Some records
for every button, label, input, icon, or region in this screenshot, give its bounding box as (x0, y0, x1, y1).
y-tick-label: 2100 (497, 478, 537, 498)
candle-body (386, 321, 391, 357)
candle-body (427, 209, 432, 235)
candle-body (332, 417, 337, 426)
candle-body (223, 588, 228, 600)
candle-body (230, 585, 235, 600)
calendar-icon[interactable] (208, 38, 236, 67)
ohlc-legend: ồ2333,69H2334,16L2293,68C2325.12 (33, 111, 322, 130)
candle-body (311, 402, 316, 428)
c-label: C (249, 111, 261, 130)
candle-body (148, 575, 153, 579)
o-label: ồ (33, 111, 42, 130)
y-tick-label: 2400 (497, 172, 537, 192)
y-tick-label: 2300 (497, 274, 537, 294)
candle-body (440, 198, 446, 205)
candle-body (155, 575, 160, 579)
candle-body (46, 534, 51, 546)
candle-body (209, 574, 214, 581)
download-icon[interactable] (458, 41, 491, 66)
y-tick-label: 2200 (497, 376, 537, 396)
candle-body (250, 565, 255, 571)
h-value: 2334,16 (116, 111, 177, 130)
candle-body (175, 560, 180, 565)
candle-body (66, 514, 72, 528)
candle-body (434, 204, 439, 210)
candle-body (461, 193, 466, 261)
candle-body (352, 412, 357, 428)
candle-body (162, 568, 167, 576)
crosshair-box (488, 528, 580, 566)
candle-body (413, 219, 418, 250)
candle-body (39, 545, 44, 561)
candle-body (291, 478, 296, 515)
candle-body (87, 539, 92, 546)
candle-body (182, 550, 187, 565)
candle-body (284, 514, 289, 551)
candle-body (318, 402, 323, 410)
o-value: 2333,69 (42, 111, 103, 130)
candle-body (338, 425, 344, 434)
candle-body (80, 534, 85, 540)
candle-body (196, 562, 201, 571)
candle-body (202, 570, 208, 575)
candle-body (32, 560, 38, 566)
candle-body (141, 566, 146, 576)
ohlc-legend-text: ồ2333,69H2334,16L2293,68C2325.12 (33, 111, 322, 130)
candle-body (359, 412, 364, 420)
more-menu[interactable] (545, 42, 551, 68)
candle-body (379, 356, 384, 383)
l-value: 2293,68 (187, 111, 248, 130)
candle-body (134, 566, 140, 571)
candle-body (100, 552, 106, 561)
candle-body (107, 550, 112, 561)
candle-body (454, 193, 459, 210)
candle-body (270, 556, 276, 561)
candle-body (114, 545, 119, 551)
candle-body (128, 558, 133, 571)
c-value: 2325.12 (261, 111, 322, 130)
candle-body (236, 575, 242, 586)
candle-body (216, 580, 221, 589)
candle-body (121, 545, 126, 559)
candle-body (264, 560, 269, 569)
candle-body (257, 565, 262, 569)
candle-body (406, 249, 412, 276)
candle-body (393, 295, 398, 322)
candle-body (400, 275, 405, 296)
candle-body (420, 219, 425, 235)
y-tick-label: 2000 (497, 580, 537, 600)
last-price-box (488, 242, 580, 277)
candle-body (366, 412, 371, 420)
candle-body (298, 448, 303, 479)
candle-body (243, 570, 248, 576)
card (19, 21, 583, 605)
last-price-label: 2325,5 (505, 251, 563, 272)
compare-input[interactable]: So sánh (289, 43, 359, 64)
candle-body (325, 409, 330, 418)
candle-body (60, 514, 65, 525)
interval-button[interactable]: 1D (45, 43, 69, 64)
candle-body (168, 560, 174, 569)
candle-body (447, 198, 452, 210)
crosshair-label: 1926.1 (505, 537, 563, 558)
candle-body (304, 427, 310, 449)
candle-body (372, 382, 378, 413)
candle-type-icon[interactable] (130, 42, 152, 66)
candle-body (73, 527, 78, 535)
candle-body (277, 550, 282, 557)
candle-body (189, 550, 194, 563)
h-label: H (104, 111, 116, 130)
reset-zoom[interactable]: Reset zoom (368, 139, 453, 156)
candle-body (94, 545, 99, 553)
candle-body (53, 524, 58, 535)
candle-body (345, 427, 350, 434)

§ EXERCISE PROMPT: Reproduce the records verbatim, from the first line through the line containing "candle-body (162, 568, 167, 576)", with that line included.

§ SOLUTION:
for every button, label, input, icon, or region in this screenshot, give its bounding box as (x0, y0, x1, y1).
y-tick-label: 2100 (497, 478, 537, 498)
candle-body (386, 321, 391, 357)
candle-body (427, 209, 432, 235)
candle-body (332, 417, 337, 426)
candle-body (223, 588, 228, 600)
candle-body (230, 585, 235, 600)
calendar-icon[interactable] (208, 38, 236, 67)
ohlc-legend: ồ2333,69H2334,16L2293,68C2325.12 (33, 111, 322, 130)
candle-body (311, 402, 316, 428)
c-label: C (249, 111, 261, 130)
candle-body (148, 575, 153, 579)
o-label: ồ (33, 111, 42, 130)
y-tick-label: 2400 (497, 172, 537, 192)
y-tick-label: 2300 (497, 274, 537, 294)
candle-body (440, 198, 446, 205)
candle-body (155, 575, 160, 579)
candle-body (46, 534, 51, 546)
candle-body (209, 574, 214, 581)
download-icon[interactable] (458, 41, 491, 66)
y-tick-label: 2200 (497, 376, 537, 396)
candle-body (250, 565, 255, 571)
h-value: 2334,16 (116, 111, 177, 130)
candle-body (175, 560, 180, 565)
candle-body (66, 514, 72, 528)
candle-body (434, 204, 439, 210)
candle-body (461, 193, 466, 261)
candle-body (352, 412, 357, 428)
candle-body (162, 568, 167, 576)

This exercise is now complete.